● WHAT THE TASK REQUIRES
Which lines hold the word "celebrar"? Copy each one.

● DATA TO PROCESS

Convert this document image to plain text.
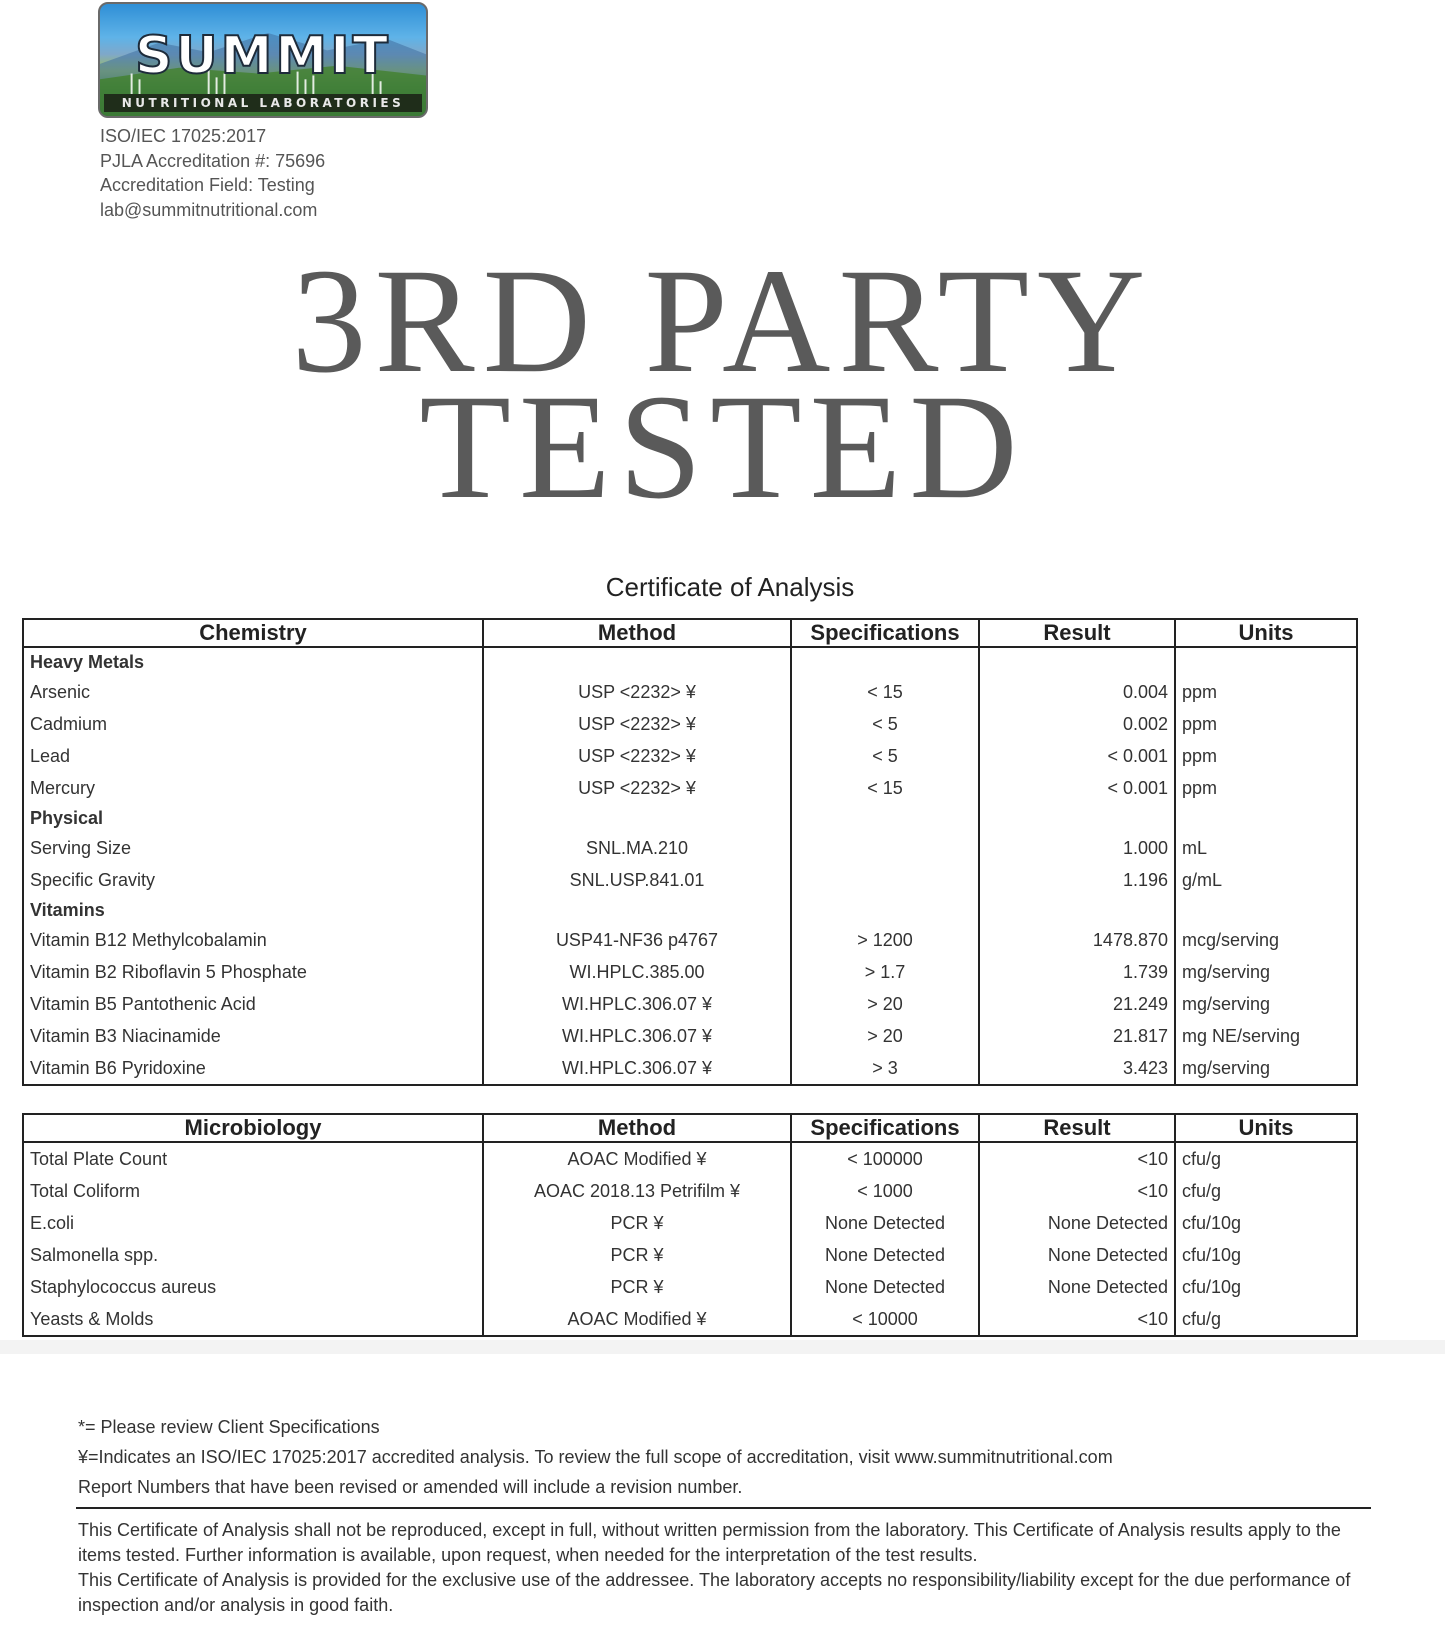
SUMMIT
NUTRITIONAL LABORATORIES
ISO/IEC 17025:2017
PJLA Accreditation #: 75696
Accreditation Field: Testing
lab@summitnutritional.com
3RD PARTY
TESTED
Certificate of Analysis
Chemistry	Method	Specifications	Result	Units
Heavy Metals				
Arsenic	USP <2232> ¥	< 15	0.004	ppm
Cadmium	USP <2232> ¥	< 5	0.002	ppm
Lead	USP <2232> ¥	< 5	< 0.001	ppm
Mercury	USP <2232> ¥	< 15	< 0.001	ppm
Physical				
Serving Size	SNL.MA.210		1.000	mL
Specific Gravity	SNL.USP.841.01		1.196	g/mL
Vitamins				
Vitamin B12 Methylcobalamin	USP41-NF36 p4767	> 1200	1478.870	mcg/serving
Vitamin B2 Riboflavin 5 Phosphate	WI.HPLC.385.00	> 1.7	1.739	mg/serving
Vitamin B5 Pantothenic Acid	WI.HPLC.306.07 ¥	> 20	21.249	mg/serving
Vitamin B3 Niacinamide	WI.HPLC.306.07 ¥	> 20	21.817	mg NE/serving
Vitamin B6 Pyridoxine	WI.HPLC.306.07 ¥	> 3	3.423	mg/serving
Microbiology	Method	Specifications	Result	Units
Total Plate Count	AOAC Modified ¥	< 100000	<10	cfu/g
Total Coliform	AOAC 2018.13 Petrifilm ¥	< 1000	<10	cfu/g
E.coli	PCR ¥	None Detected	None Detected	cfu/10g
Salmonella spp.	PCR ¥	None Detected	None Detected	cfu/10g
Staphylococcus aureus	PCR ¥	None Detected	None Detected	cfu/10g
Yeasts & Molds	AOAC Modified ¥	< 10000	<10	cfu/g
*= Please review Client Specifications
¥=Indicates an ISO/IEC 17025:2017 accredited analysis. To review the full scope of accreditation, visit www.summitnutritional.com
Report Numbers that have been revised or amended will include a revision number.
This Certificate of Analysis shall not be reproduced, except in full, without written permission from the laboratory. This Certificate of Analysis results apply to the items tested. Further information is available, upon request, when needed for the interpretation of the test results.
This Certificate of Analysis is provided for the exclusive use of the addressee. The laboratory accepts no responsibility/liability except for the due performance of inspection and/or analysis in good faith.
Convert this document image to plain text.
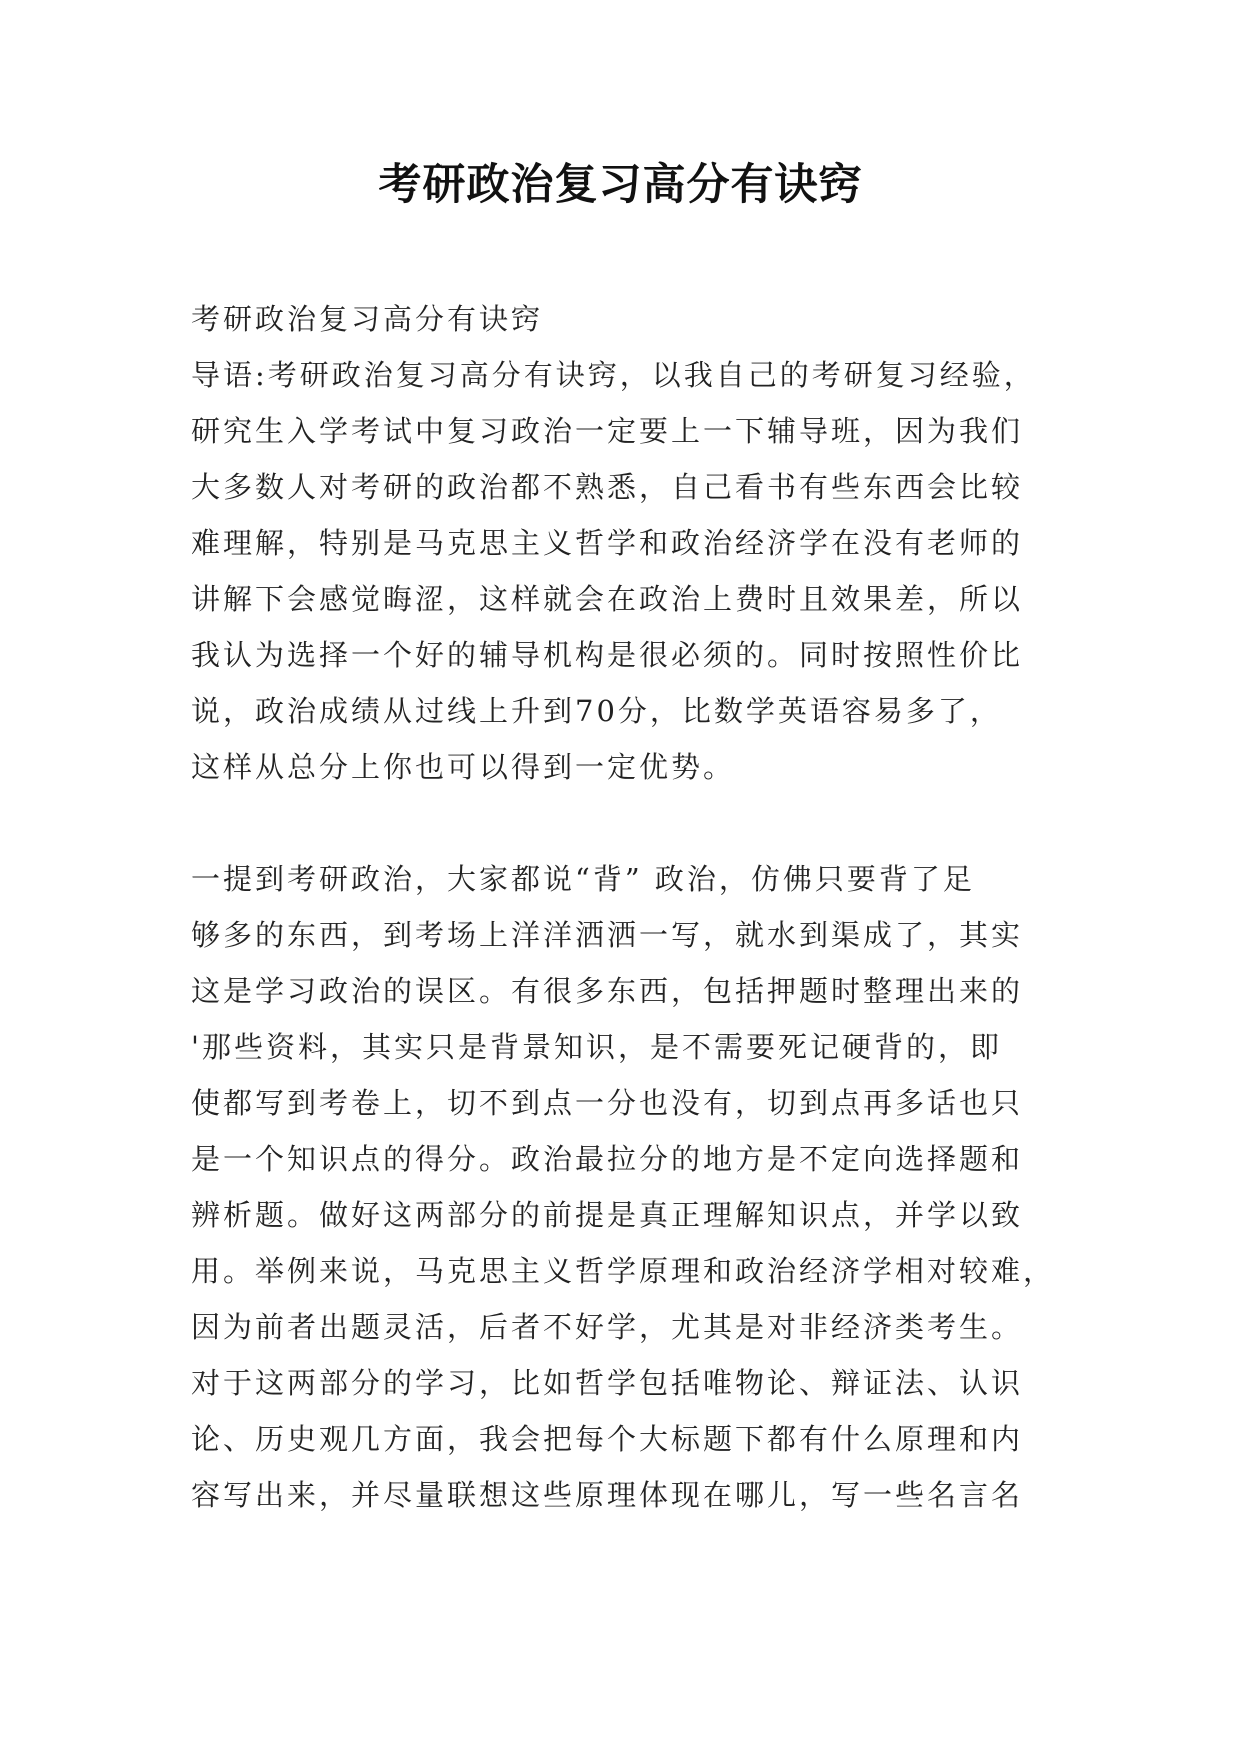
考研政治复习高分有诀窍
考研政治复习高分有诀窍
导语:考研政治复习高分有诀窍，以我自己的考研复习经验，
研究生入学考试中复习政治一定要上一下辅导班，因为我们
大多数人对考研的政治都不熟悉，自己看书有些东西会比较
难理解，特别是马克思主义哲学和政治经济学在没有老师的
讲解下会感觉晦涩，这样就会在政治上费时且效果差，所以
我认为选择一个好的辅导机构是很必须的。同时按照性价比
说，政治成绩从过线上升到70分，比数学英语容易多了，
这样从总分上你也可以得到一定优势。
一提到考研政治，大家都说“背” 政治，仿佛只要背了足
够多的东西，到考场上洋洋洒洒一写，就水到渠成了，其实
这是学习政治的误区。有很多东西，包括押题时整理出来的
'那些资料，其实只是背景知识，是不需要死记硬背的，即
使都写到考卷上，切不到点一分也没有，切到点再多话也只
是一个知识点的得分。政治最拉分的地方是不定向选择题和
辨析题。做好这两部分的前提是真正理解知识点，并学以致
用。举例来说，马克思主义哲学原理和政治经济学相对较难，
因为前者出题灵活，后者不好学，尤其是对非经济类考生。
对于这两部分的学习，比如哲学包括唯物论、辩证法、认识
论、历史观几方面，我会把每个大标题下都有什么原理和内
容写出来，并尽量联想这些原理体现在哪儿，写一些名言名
...
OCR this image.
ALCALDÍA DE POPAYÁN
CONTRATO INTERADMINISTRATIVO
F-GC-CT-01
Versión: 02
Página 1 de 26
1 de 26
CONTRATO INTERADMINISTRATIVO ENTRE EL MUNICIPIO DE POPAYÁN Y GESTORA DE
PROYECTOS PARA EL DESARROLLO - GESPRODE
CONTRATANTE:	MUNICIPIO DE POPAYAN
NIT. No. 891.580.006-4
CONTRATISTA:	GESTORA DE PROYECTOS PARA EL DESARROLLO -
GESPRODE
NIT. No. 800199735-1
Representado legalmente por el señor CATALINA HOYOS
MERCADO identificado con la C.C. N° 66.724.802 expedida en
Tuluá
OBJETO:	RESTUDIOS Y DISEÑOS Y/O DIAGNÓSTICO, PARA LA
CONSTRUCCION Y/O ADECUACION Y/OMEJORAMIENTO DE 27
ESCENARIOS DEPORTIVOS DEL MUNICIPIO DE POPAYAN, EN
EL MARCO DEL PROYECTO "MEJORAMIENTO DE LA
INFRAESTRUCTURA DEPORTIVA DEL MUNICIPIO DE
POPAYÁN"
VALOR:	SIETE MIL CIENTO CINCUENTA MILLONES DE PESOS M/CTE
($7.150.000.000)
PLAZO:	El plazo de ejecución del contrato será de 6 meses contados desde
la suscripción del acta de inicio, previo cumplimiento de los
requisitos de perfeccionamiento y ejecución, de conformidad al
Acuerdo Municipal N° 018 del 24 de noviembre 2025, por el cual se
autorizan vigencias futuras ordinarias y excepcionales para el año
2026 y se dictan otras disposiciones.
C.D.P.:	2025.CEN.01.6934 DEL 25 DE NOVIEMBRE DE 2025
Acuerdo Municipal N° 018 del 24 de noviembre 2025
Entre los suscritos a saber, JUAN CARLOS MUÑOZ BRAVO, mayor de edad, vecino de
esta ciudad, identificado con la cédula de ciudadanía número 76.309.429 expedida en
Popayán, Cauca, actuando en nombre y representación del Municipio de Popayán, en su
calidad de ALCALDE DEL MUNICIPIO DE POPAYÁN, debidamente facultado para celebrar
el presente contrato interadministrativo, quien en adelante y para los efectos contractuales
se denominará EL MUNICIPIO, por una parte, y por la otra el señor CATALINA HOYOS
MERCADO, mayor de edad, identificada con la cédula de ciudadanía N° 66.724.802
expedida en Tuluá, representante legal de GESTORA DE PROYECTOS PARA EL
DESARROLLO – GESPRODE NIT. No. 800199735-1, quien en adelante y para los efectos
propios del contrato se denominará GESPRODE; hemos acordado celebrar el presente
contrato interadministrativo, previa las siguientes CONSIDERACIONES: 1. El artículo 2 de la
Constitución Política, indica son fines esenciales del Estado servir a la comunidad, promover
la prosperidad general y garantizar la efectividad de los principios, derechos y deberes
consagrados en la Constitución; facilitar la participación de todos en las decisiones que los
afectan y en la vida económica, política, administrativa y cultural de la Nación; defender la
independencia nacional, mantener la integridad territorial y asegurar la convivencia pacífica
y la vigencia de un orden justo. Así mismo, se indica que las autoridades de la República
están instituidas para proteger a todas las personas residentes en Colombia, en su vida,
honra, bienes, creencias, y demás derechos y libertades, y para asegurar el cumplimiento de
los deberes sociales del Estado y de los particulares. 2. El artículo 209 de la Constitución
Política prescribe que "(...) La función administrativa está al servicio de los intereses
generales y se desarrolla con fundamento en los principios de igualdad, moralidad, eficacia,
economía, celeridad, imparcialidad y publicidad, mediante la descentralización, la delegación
* * *
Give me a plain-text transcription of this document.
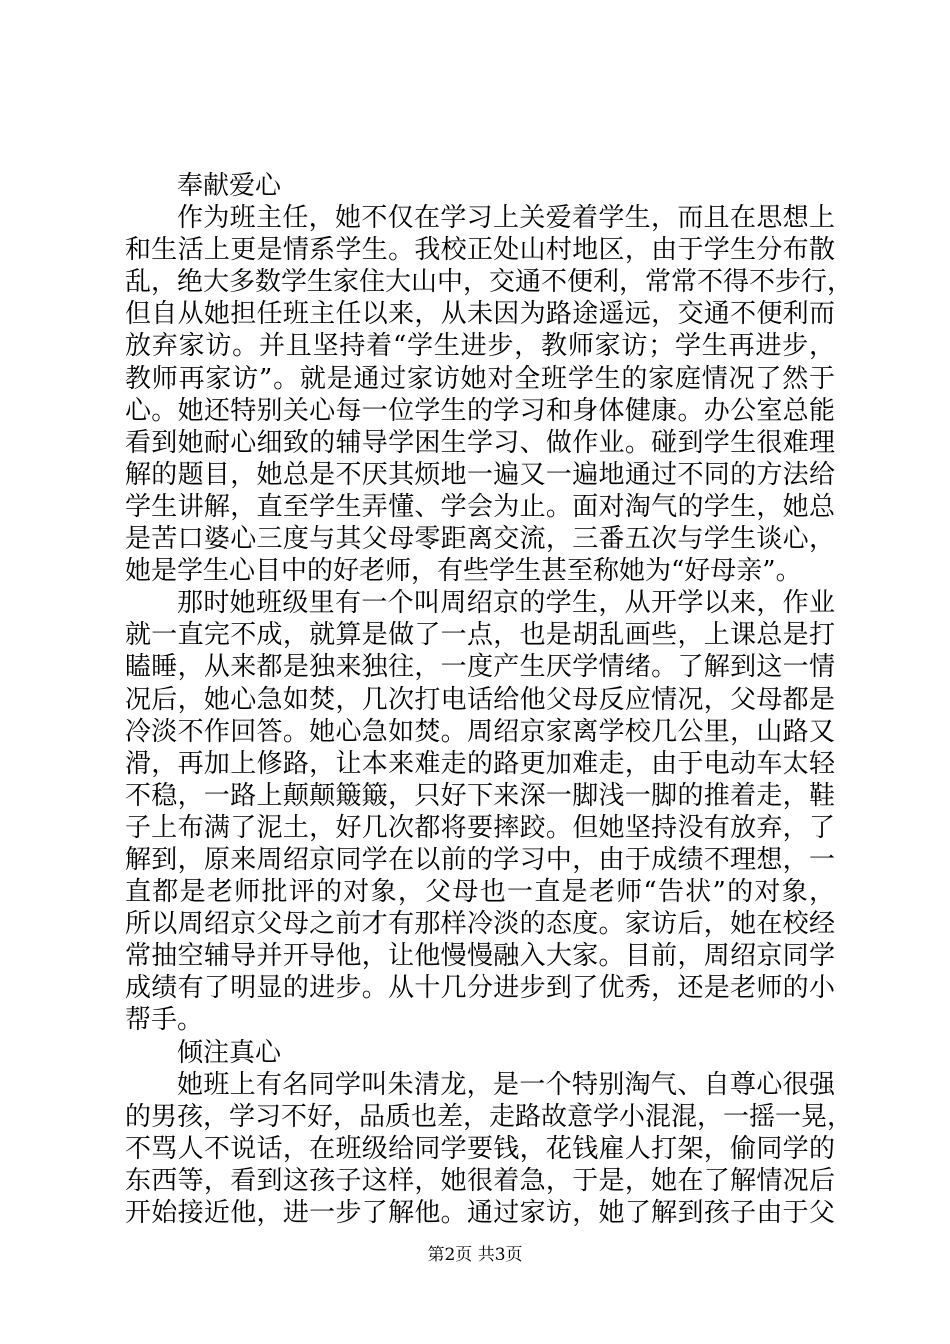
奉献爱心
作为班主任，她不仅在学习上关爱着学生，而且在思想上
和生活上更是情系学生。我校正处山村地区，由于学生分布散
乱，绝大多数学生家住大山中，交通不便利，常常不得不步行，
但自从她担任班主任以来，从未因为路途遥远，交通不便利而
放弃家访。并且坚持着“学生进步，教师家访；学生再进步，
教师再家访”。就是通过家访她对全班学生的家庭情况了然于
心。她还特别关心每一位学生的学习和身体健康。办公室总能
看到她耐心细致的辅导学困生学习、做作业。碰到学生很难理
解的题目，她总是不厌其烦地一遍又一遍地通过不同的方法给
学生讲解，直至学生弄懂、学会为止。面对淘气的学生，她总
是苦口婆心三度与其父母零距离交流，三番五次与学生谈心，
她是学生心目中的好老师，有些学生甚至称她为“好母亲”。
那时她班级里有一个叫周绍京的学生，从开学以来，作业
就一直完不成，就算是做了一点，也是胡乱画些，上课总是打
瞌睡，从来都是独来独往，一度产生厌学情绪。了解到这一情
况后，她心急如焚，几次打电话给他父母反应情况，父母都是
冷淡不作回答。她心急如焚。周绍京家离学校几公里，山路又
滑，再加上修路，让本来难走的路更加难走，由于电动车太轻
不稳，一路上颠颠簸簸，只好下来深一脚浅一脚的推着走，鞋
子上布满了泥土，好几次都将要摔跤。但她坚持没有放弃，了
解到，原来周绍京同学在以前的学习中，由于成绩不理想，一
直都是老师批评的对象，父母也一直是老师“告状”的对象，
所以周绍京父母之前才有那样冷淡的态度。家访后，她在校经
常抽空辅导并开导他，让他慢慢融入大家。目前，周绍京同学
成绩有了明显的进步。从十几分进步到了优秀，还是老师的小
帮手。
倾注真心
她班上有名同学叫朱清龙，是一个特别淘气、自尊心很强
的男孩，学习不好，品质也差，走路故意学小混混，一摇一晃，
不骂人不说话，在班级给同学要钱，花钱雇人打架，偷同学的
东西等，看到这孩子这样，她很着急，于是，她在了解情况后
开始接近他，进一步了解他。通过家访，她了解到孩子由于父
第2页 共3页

● ANSWER TO THE EXERCISE
calidad de ALCALDE DEL MUNICIPIO DE POPAYÁN, debidamente facultado para celebrar
propios del contrato se denominará GESPRODE; hemos acordado celebrar el presente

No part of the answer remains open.